→ **YOUR OBJECTIVE**
Please find all lines in the data that hold the string "باركت" and copy them.

>> begin RECORDS SUPPLIED

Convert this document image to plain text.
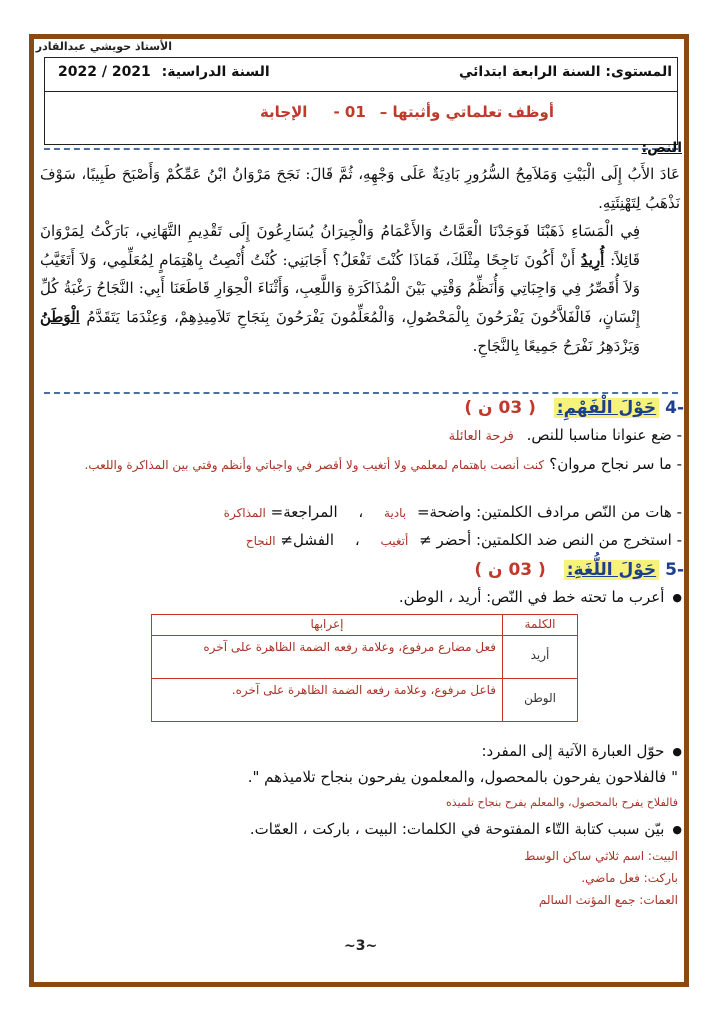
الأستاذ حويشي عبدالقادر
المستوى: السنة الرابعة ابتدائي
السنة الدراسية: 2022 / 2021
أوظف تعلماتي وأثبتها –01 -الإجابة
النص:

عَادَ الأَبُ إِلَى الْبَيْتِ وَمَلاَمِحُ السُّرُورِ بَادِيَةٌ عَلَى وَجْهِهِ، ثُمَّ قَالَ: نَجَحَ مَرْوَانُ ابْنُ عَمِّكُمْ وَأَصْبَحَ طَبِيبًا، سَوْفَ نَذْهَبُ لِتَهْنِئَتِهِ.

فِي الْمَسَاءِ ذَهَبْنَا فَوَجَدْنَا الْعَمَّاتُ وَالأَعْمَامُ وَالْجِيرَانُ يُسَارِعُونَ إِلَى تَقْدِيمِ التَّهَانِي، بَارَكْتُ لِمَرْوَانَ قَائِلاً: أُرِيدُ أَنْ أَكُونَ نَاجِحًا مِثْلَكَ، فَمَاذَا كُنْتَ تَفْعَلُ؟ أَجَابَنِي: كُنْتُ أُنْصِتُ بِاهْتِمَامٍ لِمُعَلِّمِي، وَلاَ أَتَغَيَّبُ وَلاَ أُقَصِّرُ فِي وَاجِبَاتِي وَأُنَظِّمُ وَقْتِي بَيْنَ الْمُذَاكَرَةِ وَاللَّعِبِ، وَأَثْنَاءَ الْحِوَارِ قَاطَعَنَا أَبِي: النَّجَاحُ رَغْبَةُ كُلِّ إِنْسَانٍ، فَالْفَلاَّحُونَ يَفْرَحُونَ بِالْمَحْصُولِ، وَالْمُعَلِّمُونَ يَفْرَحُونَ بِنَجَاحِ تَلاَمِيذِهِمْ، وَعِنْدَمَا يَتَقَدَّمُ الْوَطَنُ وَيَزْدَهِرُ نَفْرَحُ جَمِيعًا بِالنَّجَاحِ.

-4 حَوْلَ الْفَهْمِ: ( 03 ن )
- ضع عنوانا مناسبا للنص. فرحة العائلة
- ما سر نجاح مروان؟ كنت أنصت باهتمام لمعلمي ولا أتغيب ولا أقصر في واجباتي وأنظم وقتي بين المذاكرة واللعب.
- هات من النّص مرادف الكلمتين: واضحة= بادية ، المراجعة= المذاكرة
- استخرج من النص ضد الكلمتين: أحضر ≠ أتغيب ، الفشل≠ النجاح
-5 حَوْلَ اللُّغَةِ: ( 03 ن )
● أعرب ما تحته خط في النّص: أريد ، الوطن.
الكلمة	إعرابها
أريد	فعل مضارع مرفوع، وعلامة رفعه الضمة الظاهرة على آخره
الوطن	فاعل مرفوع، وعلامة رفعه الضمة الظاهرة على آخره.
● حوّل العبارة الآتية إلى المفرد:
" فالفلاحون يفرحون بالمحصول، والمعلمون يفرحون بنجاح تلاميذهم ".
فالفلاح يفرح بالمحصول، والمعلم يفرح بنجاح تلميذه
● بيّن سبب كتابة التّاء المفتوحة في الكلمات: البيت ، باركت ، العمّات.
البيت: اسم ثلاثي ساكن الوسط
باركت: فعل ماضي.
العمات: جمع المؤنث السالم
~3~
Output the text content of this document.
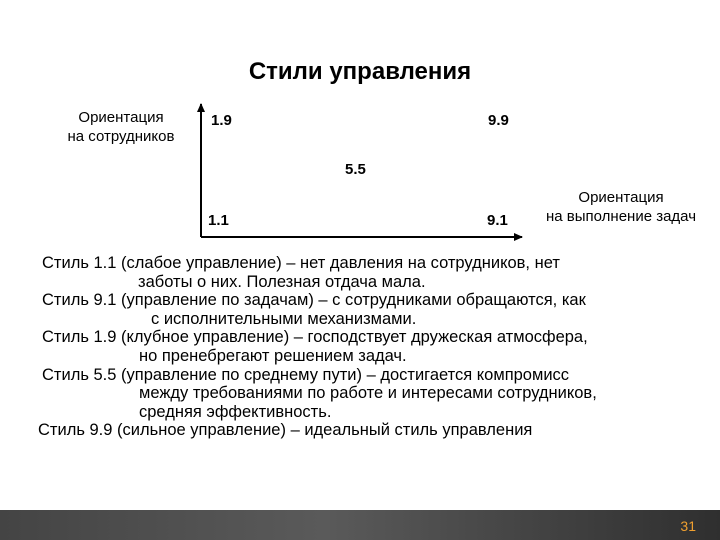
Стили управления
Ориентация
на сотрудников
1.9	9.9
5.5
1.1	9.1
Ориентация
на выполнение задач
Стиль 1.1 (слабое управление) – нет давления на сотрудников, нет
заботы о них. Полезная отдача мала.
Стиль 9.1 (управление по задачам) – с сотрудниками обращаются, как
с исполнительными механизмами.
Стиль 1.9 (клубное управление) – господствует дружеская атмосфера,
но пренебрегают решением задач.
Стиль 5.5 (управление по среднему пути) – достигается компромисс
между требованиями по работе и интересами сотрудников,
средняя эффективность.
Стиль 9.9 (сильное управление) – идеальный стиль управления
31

>> end RECORDS SUPPLIED

→ **RESULT OF THE EXERCISE**
● بيّن سبب كتابة التّاء المفتوحة في الكلمات: البيت ، باركت ، العمّات.
باركت: فعل ماضي.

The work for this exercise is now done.